▶ AIM OF THE TASK
Only the lines holding the word "Appointments" are wanted; copy each of them from the listing.

▶ PROVIDED MATERIAL
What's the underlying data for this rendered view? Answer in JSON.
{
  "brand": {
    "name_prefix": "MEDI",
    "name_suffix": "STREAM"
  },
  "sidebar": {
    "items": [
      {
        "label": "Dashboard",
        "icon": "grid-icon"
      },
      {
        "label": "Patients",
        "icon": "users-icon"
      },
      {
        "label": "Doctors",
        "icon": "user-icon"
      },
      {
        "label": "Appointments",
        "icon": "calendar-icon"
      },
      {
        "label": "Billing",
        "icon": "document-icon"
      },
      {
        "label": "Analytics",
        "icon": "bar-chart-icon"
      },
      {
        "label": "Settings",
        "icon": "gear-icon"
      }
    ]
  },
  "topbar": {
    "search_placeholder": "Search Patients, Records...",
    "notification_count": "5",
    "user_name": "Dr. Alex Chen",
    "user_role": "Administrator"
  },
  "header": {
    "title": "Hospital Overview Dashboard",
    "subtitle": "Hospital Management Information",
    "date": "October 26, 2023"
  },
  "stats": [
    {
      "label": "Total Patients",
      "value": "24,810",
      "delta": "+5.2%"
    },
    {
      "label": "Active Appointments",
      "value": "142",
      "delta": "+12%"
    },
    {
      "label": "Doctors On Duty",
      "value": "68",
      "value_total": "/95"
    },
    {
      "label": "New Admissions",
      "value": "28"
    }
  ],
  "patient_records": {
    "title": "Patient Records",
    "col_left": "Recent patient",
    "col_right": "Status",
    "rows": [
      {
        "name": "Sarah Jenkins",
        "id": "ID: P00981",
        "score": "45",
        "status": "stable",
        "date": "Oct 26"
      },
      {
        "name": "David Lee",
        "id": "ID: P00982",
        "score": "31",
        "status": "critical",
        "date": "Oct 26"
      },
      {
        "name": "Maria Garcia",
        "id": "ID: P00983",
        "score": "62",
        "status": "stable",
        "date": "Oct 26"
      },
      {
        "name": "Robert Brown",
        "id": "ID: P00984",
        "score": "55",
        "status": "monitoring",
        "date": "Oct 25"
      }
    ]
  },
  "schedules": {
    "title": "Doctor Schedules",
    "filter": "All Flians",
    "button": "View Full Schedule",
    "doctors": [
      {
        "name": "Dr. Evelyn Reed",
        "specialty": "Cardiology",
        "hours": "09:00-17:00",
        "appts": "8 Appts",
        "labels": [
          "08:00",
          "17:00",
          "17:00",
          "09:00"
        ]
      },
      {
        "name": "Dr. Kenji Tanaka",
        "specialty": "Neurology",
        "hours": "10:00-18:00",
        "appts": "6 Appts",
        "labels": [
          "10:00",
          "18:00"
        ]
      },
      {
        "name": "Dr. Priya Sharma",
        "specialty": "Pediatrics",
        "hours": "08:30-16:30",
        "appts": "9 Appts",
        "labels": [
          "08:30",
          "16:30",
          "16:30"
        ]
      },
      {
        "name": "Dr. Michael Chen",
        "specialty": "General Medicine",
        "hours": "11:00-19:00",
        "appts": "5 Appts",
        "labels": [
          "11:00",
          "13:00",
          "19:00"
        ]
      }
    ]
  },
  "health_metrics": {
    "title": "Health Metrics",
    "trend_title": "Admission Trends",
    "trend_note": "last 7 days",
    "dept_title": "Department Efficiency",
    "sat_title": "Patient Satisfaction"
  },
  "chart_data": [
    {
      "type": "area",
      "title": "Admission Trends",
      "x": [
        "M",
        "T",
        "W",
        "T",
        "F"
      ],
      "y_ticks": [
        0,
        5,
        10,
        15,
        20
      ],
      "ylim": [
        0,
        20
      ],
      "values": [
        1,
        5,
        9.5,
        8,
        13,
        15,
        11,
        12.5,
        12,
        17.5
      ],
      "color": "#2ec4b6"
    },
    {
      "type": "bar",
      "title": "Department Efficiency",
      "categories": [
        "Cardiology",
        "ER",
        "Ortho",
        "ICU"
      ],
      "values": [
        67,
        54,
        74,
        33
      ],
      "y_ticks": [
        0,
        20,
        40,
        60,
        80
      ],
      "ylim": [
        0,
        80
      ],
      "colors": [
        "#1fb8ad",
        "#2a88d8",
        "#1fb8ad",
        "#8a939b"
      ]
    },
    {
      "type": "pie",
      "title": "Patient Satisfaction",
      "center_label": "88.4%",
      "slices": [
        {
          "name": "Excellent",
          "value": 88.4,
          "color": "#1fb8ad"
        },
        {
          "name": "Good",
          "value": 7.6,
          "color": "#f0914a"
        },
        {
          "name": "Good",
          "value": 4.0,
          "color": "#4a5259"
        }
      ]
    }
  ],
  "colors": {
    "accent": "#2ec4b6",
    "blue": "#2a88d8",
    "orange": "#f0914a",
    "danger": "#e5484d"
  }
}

▶ YOUR SOLUTION
        "label": "Appointments",
      "label": "Active Appointments",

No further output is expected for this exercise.